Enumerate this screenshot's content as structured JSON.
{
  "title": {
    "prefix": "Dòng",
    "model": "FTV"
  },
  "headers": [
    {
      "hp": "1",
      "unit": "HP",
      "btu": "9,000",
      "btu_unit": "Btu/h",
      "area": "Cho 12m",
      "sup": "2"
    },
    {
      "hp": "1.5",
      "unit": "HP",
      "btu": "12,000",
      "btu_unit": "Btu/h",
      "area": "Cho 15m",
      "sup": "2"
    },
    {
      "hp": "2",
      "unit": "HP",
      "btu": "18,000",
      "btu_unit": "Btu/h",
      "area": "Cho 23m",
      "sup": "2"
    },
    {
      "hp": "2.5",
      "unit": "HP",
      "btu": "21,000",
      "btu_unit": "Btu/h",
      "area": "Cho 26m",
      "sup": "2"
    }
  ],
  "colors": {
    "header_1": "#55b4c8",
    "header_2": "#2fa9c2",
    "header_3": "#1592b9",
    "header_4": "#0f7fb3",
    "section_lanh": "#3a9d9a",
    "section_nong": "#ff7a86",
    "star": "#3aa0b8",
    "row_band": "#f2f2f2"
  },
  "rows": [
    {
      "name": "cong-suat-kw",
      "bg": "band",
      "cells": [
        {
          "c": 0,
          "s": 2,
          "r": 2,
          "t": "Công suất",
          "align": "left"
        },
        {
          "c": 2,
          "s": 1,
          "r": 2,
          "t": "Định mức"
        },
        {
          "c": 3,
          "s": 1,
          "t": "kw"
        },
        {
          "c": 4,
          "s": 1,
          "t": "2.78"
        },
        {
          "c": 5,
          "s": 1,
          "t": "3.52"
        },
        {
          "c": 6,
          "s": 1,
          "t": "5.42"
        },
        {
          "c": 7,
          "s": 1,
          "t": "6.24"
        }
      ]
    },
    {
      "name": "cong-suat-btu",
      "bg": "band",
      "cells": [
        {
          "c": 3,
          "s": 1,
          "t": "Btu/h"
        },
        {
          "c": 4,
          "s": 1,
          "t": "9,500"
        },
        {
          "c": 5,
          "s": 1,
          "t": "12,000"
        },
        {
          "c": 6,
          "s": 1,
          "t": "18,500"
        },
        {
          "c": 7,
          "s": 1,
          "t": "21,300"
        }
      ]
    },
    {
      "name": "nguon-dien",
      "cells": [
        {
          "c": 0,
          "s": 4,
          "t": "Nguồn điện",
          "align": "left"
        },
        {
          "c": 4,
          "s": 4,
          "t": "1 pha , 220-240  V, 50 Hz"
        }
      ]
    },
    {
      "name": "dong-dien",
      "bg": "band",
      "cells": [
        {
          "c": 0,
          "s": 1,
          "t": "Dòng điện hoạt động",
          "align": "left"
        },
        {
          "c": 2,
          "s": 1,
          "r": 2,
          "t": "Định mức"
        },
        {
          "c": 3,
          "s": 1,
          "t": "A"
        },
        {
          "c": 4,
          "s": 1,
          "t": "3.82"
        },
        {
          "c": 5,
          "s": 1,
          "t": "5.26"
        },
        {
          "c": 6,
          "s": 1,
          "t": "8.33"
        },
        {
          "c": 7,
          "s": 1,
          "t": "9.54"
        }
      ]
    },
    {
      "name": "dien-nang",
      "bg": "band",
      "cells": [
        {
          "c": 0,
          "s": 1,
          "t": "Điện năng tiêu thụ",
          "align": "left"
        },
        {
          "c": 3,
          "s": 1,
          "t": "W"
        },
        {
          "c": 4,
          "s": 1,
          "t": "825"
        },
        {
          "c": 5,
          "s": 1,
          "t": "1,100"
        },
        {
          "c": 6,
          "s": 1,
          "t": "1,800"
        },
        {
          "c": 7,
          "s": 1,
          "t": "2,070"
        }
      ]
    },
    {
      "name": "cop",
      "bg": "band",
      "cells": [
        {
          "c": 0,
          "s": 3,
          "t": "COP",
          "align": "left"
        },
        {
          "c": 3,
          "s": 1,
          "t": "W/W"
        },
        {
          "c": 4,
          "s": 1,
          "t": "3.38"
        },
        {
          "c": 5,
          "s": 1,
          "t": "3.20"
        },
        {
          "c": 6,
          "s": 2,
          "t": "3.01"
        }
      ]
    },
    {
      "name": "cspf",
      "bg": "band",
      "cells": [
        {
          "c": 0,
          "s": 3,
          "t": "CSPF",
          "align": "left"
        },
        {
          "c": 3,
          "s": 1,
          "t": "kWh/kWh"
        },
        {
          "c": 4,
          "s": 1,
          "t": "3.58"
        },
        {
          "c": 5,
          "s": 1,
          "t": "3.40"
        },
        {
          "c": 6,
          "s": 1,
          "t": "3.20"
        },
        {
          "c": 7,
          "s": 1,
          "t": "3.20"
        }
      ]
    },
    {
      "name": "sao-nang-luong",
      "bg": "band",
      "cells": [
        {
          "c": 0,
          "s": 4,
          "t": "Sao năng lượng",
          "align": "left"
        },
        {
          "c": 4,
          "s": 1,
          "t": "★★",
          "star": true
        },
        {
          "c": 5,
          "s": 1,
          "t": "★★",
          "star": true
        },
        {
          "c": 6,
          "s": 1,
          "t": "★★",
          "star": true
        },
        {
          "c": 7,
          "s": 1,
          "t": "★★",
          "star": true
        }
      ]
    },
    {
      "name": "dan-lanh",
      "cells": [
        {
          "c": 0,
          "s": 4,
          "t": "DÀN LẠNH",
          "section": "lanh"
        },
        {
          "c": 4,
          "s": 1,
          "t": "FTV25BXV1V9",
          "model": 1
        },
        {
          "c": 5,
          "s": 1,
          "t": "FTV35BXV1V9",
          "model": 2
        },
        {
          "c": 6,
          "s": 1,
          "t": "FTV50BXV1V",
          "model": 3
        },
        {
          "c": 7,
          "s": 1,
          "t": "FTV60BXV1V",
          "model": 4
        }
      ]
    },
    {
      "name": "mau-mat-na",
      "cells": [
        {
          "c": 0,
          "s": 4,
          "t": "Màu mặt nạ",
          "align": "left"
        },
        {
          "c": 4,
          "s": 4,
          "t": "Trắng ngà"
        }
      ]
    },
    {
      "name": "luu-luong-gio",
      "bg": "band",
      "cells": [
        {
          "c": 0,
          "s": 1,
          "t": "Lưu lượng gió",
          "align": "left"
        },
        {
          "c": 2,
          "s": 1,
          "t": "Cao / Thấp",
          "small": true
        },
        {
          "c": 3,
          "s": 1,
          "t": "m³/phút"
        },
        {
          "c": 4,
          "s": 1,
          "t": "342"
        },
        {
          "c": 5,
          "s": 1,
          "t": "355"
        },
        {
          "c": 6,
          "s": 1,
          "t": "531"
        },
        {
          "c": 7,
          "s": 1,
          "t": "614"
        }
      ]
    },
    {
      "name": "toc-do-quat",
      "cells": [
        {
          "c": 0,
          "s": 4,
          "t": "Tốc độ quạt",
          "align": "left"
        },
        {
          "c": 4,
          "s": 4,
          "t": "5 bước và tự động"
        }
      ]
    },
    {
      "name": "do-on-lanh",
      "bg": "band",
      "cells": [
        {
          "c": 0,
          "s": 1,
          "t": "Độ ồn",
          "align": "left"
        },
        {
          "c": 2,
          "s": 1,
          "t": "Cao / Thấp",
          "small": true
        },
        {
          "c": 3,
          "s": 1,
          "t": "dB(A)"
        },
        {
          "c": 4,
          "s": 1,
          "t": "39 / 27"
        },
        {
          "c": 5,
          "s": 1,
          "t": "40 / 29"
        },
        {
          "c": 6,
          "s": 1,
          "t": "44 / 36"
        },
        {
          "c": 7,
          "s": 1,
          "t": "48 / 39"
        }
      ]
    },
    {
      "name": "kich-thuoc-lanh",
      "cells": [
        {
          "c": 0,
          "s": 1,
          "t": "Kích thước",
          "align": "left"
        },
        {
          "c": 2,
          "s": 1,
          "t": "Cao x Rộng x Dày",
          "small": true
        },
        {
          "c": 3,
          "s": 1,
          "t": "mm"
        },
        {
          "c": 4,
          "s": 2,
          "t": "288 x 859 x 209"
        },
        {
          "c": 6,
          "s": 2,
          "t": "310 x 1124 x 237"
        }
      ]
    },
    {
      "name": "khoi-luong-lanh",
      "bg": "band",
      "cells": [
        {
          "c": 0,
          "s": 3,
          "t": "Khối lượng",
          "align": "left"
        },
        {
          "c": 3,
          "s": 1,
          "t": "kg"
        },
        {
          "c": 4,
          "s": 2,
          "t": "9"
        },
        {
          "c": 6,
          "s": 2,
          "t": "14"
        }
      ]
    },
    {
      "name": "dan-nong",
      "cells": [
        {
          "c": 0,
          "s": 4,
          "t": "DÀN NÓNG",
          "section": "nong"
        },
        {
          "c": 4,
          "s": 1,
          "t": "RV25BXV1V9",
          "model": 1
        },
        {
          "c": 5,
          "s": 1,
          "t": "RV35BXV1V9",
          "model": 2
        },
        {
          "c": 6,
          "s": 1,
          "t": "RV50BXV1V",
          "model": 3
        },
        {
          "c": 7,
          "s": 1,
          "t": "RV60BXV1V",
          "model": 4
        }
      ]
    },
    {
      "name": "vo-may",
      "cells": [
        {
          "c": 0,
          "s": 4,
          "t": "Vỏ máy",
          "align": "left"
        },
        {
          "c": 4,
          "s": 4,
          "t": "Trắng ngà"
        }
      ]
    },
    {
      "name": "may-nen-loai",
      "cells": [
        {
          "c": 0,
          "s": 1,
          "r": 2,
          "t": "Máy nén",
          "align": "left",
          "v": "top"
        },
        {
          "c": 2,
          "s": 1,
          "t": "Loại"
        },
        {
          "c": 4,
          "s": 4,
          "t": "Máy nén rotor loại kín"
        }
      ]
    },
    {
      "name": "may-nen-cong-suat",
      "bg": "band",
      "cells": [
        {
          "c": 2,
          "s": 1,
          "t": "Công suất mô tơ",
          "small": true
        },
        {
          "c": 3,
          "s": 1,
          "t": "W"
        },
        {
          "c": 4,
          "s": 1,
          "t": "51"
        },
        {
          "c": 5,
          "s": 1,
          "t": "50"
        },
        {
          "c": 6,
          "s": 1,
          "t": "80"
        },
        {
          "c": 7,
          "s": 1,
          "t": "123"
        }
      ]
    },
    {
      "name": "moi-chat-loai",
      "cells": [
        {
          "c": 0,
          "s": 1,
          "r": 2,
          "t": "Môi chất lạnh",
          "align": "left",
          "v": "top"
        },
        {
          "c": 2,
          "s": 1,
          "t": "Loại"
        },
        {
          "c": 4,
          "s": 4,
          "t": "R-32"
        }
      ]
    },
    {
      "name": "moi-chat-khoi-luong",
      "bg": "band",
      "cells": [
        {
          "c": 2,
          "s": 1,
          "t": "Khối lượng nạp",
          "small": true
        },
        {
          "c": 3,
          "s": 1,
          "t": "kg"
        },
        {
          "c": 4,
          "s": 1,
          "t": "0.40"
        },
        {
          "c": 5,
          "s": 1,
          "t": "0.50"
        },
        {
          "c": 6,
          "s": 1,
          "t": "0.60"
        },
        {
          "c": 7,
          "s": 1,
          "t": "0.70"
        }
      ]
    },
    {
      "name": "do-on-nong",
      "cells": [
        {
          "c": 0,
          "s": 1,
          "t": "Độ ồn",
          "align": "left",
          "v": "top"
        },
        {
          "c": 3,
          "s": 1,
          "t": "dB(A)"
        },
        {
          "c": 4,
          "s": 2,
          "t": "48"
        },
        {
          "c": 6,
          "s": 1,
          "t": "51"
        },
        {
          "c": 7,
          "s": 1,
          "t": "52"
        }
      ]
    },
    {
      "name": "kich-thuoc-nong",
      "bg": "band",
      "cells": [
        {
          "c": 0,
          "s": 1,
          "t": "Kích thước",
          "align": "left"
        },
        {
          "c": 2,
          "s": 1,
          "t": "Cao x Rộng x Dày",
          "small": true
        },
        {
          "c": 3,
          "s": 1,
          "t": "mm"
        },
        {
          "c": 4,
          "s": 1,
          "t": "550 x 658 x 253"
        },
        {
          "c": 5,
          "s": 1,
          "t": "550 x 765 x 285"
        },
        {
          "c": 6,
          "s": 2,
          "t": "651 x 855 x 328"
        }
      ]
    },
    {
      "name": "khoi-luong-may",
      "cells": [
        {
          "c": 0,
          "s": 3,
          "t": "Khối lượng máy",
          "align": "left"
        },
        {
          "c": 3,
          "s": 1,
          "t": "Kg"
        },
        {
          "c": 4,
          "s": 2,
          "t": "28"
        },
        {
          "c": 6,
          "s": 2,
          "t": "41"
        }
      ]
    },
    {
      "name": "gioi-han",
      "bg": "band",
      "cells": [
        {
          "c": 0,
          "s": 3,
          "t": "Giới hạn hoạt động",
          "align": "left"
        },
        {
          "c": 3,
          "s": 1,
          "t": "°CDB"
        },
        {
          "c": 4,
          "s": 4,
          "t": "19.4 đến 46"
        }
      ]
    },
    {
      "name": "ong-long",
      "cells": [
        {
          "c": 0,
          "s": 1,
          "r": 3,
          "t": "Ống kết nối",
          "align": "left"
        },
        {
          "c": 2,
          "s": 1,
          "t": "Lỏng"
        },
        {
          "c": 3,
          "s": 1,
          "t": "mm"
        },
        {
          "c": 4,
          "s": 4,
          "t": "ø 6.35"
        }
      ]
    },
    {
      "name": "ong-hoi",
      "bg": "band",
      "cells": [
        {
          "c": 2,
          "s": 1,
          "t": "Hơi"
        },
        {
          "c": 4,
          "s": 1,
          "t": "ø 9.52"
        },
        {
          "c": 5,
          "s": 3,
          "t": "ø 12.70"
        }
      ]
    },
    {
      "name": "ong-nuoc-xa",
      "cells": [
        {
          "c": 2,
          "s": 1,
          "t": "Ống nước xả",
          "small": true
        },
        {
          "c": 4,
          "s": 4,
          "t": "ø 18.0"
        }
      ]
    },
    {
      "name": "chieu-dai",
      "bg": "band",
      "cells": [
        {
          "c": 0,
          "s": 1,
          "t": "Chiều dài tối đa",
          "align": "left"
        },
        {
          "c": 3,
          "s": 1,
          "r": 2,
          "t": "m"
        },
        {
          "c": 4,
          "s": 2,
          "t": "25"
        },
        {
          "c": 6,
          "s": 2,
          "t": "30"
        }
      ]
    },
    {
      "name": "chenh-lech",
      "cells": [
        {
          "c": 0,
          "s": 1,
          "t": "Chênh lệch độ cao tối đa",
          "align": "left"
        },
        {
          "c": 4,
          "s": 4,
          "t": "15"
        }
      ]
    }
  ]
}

::::

Written task =
Report only the count of lines that include the string "lượng".

Solution for this task =
5